** start Supplied entries **

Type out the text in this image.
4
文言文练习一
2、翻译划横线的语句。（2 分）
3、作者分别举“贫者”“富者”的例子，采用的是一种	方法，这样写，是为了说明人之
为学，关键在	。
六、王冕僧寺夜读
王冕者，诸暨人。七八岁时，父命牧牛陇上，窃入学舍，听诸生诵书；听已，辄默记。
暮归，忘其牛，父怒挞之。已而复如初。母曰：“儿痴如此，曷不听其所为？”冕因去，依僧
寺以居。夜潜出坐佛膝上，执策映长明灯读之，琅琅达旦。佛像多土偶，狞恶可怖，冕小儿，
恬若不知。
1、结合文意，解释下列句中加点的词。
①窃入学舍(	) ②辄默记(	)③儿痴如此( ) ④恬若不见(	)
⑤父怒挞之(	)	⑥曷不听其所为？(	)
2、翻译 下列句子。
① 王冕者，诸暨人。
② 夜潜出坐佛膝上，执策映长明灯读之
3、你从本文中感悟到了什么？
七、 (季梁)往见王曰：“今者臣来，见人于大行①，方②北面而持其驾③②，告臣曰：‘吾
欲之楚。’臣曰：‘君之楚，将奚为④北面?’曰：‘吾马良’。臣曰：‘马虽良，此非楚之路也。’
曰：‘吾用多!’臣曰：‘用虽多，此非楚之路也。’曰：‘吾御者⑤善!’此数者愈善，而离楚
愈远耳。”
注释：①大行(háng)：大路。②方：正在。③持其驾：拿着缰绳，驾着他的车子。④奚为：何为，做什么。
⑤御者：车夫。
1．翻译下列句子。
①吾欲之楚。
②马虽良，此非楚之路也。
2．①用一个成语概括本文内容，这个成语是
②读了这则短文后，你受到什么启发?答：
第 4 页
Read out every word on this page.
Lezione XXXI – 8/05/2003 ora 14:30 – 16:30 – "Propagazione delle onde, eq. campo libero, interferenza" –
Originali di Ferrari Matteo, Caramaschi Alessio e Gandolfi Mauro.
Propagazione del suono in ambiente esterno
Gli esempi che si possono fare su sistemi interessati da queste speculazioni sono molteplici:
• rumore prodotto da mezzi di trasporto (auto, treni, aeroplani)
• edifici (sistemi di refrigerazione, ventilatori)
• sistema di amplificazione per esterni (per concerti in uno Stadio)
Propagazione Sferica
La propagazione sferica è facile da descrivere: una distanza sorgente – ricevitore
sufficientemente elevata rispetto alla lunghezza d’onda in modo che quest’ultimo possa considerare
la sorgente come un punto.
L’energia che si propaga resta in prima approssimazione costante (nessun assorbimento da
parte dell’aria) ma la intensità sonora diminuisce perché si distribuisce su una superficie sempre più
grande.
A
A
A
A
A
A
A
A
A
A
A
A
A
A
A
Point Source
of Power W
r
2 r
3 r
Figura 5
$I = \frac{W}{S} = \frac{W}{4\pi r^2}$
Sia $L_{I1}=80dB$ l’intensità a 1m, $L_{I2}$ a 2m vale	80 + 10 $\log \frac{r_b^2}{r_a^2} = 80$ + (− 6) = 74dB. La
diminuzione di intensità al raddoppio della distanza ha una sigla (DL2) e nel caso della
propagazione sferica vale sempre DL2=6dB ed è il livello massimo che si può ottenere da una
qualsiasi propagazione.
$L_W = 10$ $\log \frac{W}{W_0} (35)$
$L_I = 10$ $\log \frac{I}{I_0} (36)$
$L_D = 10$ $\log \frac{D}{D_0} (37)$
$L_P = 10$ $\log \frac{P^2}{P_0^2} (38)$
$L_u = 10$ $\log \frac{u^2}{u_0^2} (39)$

** end Supplied entries **

Copy each line of the preceding data that contains the string "intensità".

**Task response**:
parte dell’aria) ma la intensità sonora diminuisce perché si distribuisce su una superficie sempre più
Sia $L_{I1}=80dB$ l’intensità a 1m, $L_{I2}$ a 2m vale	80 + 10 $\log \frac{r_b^2}{r_a^2} = 80$ + (− 6) = 74dB. La
diminuzione di intensità al raddoppio della distanza ha una sigla (DL2) e nel caso della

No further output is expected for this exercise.